- [Task prompt] Select all lines in the records that include "ylabel".
# Supplied records start
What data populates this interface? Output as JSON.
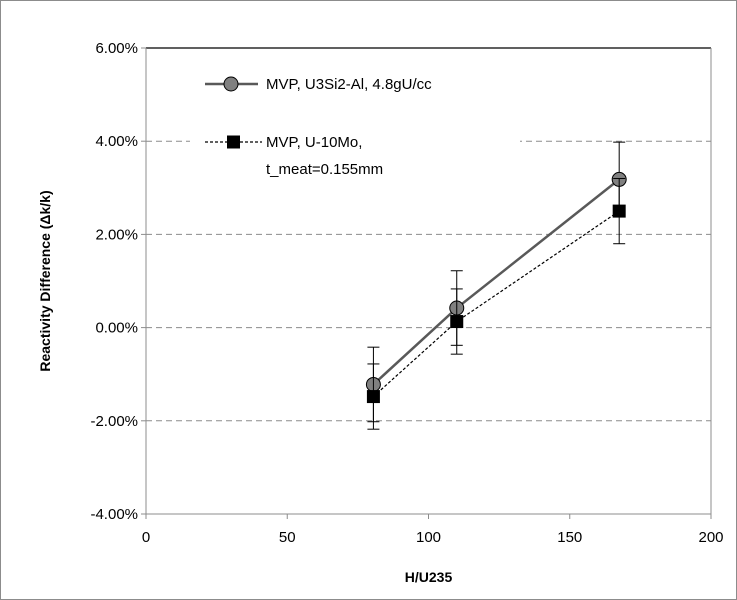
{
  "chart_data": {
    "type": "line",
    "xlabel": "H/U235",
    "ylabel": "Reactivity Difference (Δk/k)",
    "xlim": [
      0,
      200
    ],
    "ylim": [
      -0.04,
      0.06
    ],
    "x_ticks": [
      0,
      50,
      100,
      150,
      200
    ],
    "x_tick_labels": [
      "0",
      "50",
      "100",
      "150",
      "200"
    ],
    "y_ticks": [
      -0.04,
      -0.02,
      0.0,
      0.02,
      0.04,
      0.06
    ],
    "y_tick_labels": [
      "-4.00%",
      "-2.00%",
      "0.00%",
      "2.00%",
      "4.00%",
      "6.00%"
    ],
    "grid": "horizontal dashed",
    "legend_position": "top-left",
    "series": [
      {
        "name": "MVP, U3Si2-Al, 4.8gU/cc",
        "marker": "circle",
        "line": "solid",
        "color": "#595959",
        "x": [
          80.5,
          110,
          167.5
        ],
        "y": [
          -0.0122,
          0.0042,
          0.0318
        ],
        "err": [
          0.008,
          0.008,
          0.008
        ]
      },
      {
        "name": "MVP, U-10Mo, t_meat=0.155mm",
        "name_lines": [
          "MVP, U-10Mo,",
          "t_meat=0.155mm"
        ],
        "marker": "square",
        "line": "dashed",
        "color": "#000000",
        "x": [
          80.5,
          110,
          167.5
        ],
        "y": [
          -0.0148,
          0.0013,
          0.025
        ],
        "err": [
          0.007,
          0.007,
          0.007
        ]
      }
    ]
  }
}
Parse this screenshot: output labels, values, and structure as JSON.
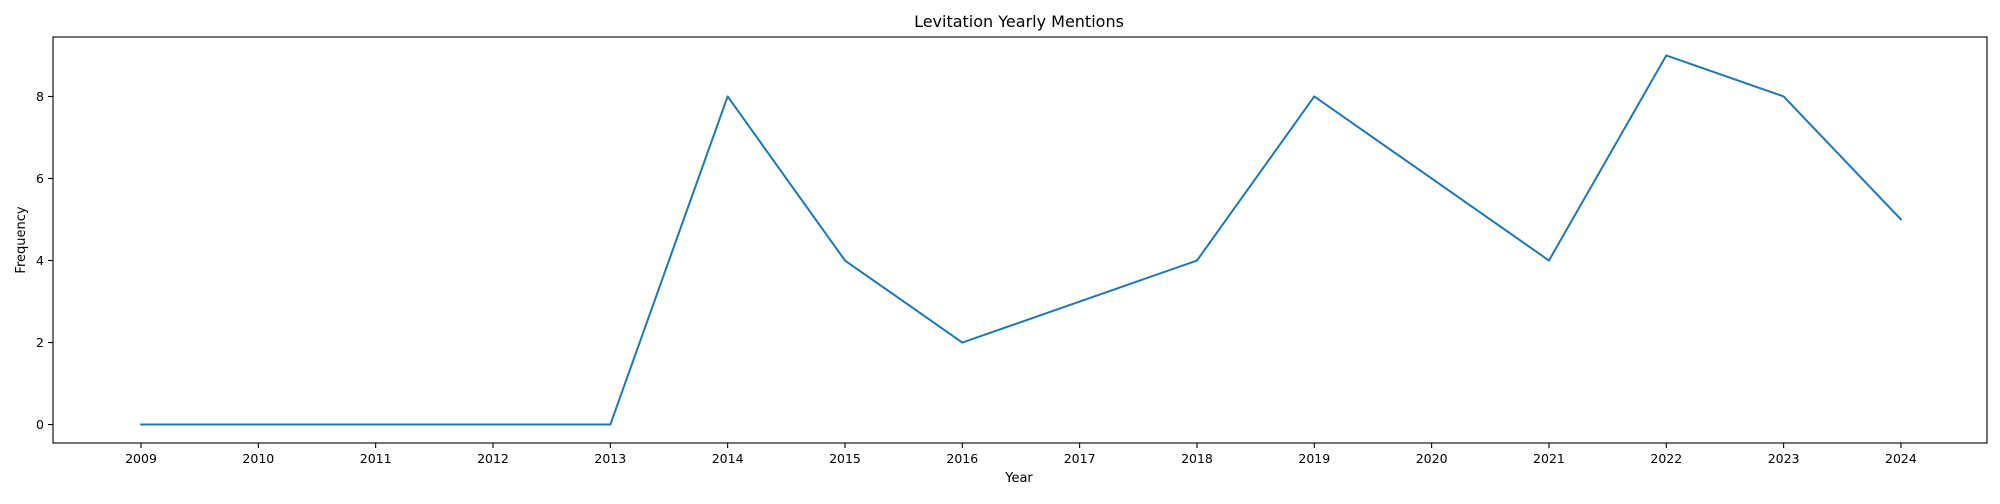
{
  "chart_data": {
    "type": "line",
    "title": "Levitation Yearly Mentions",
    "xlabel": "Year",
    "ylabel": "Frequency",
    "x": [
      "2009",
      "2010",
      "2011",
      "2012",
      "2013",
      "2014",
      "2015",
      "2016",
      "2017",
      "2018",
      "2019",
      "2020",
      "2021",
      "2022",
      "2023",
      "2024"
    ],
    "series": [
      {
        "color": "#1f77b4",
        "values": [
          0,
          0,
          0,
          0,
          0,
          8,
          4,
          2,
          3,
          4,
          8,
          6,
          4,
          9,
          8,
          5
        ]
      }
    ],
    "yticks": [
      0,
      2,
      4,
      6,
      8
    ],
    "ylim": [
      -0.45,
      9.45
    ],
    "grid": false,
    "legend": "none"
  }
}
# Supplied records end
- [Finished task]
    "ylabel": "Reactivity Difference (Δk/k)",
    "ylabel": "Frequency",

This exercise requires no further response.